### REQUIRED WORK
Search the data below for "this"; list each line that holds it.

### RECORDED INFORMATION
- - -
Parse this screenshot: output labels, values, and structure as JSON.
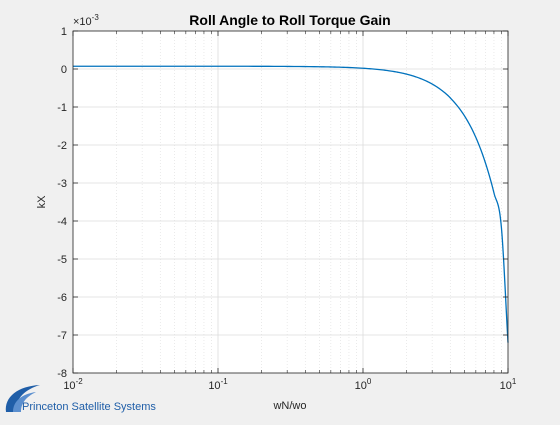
{
  "chart_data": {
    "type": "line",
    "title": "Roll Angle to Roll Torque Gain",
    "xlabel": "wN/wo",
    "ylabel": "kX",
    "xscale": "log",
    "xlim": [
      0.01,
      10
    ],
    "ylim": [
      -8,
      1
    ],
    "y_multiplier": "×10",
    "y_multiplier_exp": "-3",
    "grid": true,
    "x_ticks": [
      {
        "value": 0.01,
        "base": "10",
        "exp": "-2"
      },
      {
        "value": 0.1,
        "base": "10",
        "exp": "-1"
      },
      {
        "value": 1,
        "base": "10",
        "exp": "0"
      },
      {
        "value": 10,
        "base": "10",
        "exp": "1"
      }
    ],
    "y_ticks": [
      1,
      0,
      -1,
      -2,
      -3,
      -4,
      -5,
      -6,
      -7,
      -8
    ],
    "y_tick_labels": [
      "1",
      "0",
      "-1",
      "-2",
      "-3",
      "-4",
      "-5",
      "-6",
      "-7",
      "-8"
    ],
    "series": [
      {
        "color": "#0072bd",
        "x": [
          0.01,
          0.1,
          0.5,
          1,
          1.5,
          2,
          2.5,
          3,
          3.5,
          4,
          5,
          6,
          7,
          8,
          9,
          10
        ],
        "y": [
          0.072,
          0.072,
          0.059,
          0.02,
          -0.045,
          -0.136,
          -0.253,
          -0.396,
          -0.565,
          -0.76,
          -1.228,
          -1.8,
          -2.48,
          -3.26,
          -4.16,
          -7.2
        ]
      }
    ]
  },
  "logo": {
    "text": "Princeton Satellite Systems",
    "color": "#1f5ea8"
  }
}
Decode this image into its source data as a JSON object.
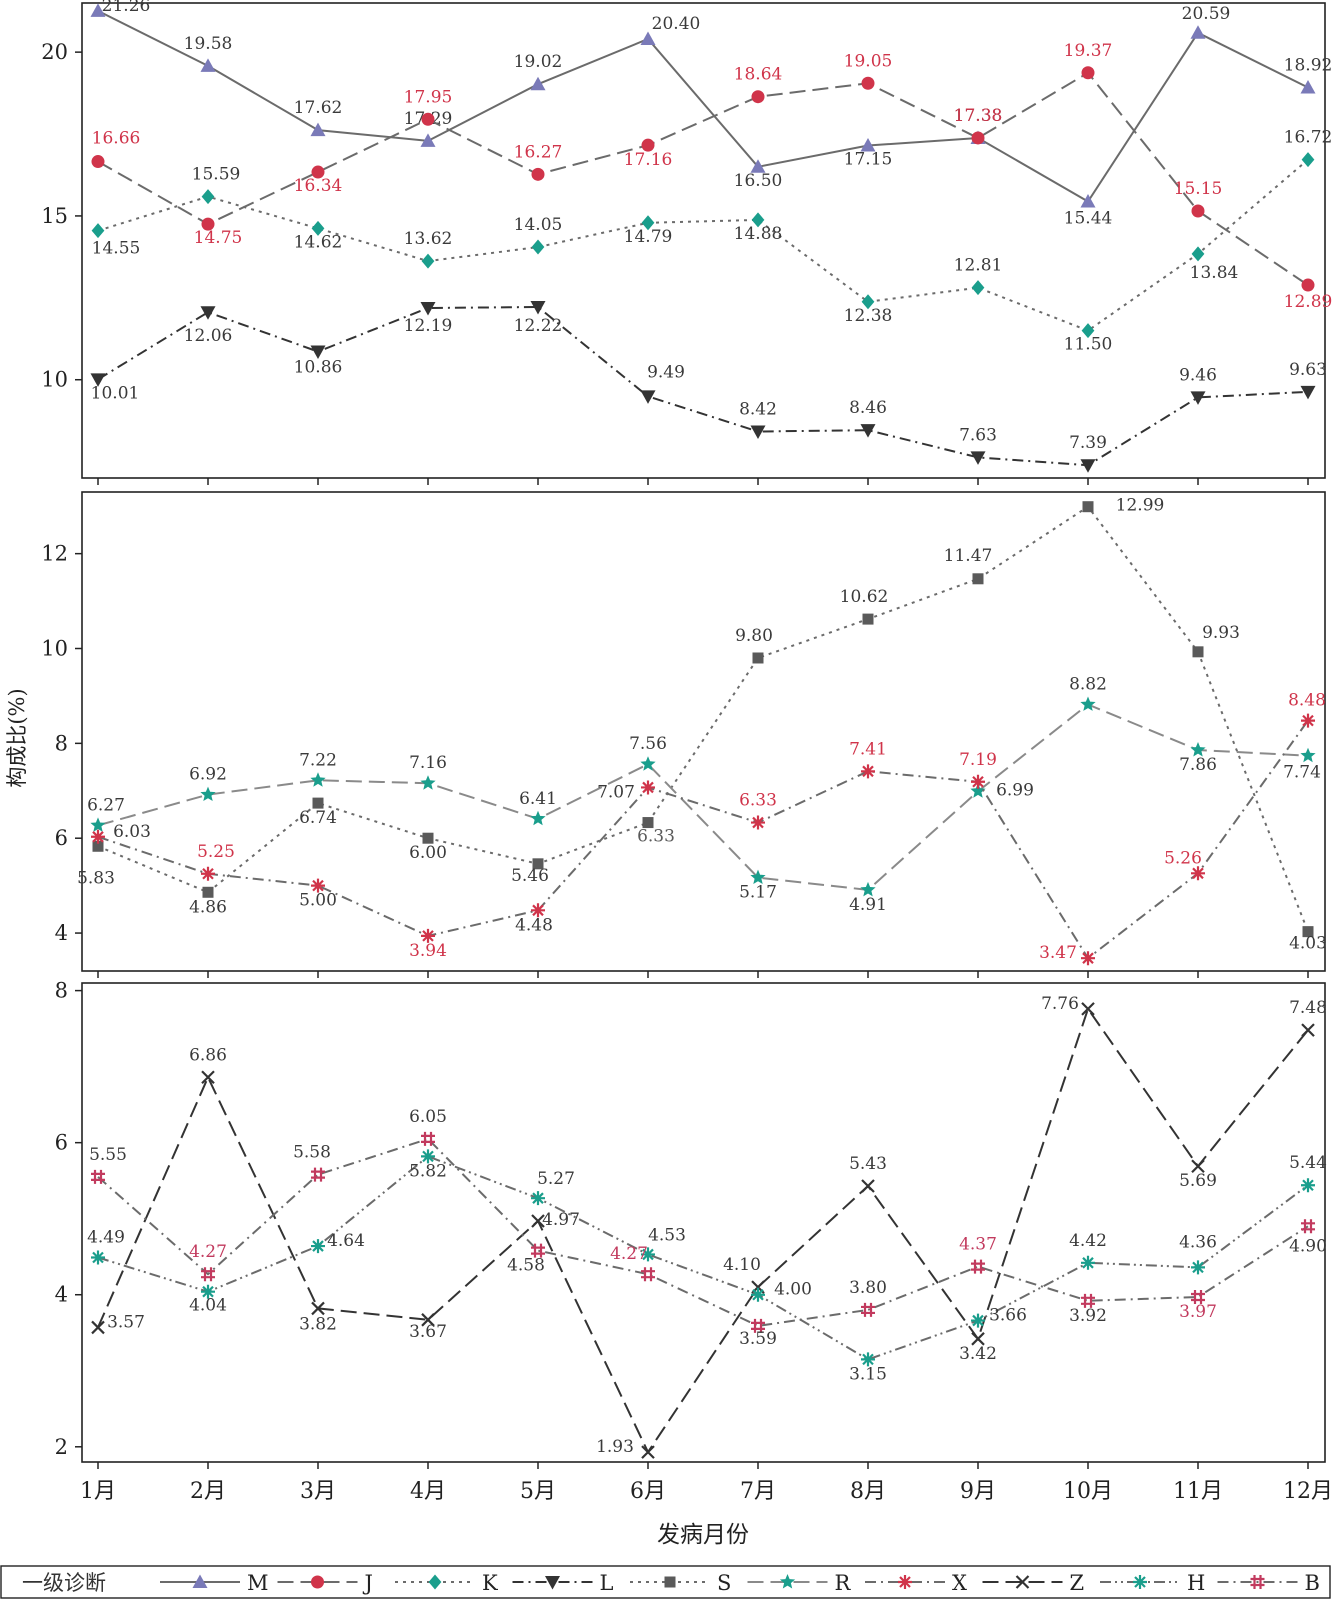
{
  "figure": {
    "y_axis_title": "构成比(%)",
    "x_axis_title": "发病月份",
    "legend_title": "一级诊断"
  },
  "chart_data": [
    {
      "type": "line",
      "panel": "top",
      "categories": [
        "1月",
        "2月",
        "3月",
        "4月",
        "5月",
        "6月",
        "7月",
        "8月",
        "9月",
        "10月",
        "11月",
        "12月"
      ],
      "ylim": [
        7.0,
        21.5
      ],
      "yticks": [
        10,
        15,
        20
      ],
      "grid": false,
      "series": [
        {
          "name": "M",
          "values": [
            21.26,
            19.58,
            17.62,
            17.29,
            19.02,
            20.4,
            16.5,
            17.15,
            17.38,
            15.44,
            20.59,
            18.92
          ],
          "color": "#6b6b6b",
          "marker_color": "#7a7ab8",
          "dash": "solid",
          "marker": "triangle-up"
        },
        {
          "name": "J",
          "values": [
            16.66,
            14.75,
            16.34,
            17.95,
            16.27,
            17.16,
            18.64,
            19.05,
            17.38,
            19.37,
            15.15,
            12.89
          ],
          "color": "#6b6b6b",
          "marker_color": "#d0344a",
          "label_color": "#d0344a",
          "dash": "long-dash",
          "marker": "circle"
        },
        {
          "name": "K",
          "values": [
            14.55,
            15.59,
            14.62,
            13.62,
            14.05,
            14.79,
            14.88,
            12.38,
            12.81,
            11.5,
            13.84,
            16.72
          ],
          "color": "#6b6b6b",
          "marker_color": "#1a9e8c",
          "dash": "dot",
          "marker": "diamond"
        },
        {
          "name": "L",
          "values": [
            10.01,
            12.06,
            10.86,
            12.19,
            12.22,
            9.49,
            8.42,
            8.46,
            7.63,
            7.39,
            9.46,
            9.63
          ],
          "color": "#333333",
          "marker_color": "#333333",
          "dash": "dash-dot",
          "marker": "triangle-down"
        }
      ]
    },
    {
      "type": "line",
      "panel": "middle",
      "categories": [
        "1月",
        "2月",
        "3月",
        "4月",
        "5月",
        "6月",
        "7月",
        "8月",
        "9月",
        "10月",
        "11月",
        "12月"
      ],
      "ylim": [
        3.2,
        13.3
      ],
      "yticks": [
        4,
        6,
        8,
        10,
        12
      ],
      "grid": false,
      "series": [
        {
          "name": "S",
          "values": [
            5.83,
            4.86,
            6.74,
            6.0,
            5.46,
            6.33,
            9.8,
            10.62,
            11.47,
            12.99,
            9.93,
            4.03
          ],
          "color": "#6b6b6b",
          "marker_color": "#5a5a5a",
          "dash": "dot",
          "marker": "square"
        },
        {
          "name": "R",
          "values": [
            6.27,
            6.92,
            7.22,
            7.16,
            6.41,
            7.56,
            5.17,
            4.91,
            6.99,
            8.82,
            7.86,
            7.74
          ],
          "color": "#8a8a8a",
          "marker_color": "#1a9e8c",
          "dash": "long-dash",
          "marker": "star"
        },
        {
          "name": "X",
          "values": [
            6.03,
            5.25,
            5.0,
            3.94,
            4.48,
            7.07,
            6.33,
            7.41,
            7.19,
            3.47,
            5.26,
            8.48
          ],
          "color": "#6b6b6b",
          "marker_color": "#d0344a",
          "dash": "dash-dot",
          "marker": "asterisk"
        }
      ]
    },
    {
      "type": "line",
      "panel": "bottom",
      "categories": [
        "1月",
        "2月",
        "3月",
        "4月",
        "5月",
        "6月",
        "7月",
        "8月",
        "9月",
        "10月",
        "11月",
        "12月"
      ],
      "ylim": [
        1.8,
        8.1
      ],
      "yticks": [
        2,
        4,
        6,
        8
      ],
      "grid": false,
      "xlabel": "发病月份",
      "series": [
        {
          "name": "Z",
          "values": [
            3.57,
            6.86,
            3.82,
            3.67,
            4.97,
            1.93,
            4.1,
            5.43,
            3.42,
            7.76,
            5.69,
            7.48
          ],
          "color": "#333333",
          "marker_color": "#333333",
          "dash": "long-dash",
          "marker": "x"
        },
        {
          "name": "H",
          "values": [
            4.49,
            4.04,
            4.64,
            5.82,
            5.27,
            4.53,
            4.0,
            3.15,
            3.66,
            4.42,
            4.36,
            5.44
          ],
          "color": "#6b6b6b",
          "marker_color": "#1a9e8c",
          "dash": "dash-dot-dot",
          "marker": "asterisk"
        },
        {
          "name": "B",
          "values": [
            5.55,
            4.27,
            5.58,
            6.05,
            4.58,
            4.27,
            3.59,
            3.8,
            4.37,
            3.92,
            3.97,
            4.9
          ],
          "color": "#6b6b6b",
          "marker_color": "#c23a5e",
          "dash": "dash-dot",
          "marker": "hash"
        }
      ]
    }
  ],
  "legend": {
    "title": "一级诊断",
    "items": [
      "M",
      "J",
      "K",
      "L",
      "S",
      "R",
      "X",
      "Z",
      "H",
      "B"
    ]
  }
}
- - -
### EXERCISE RESULT
Parse this screenshot: output labels, values, and structure as JSON.
Decode this image into its source data as a JSON object.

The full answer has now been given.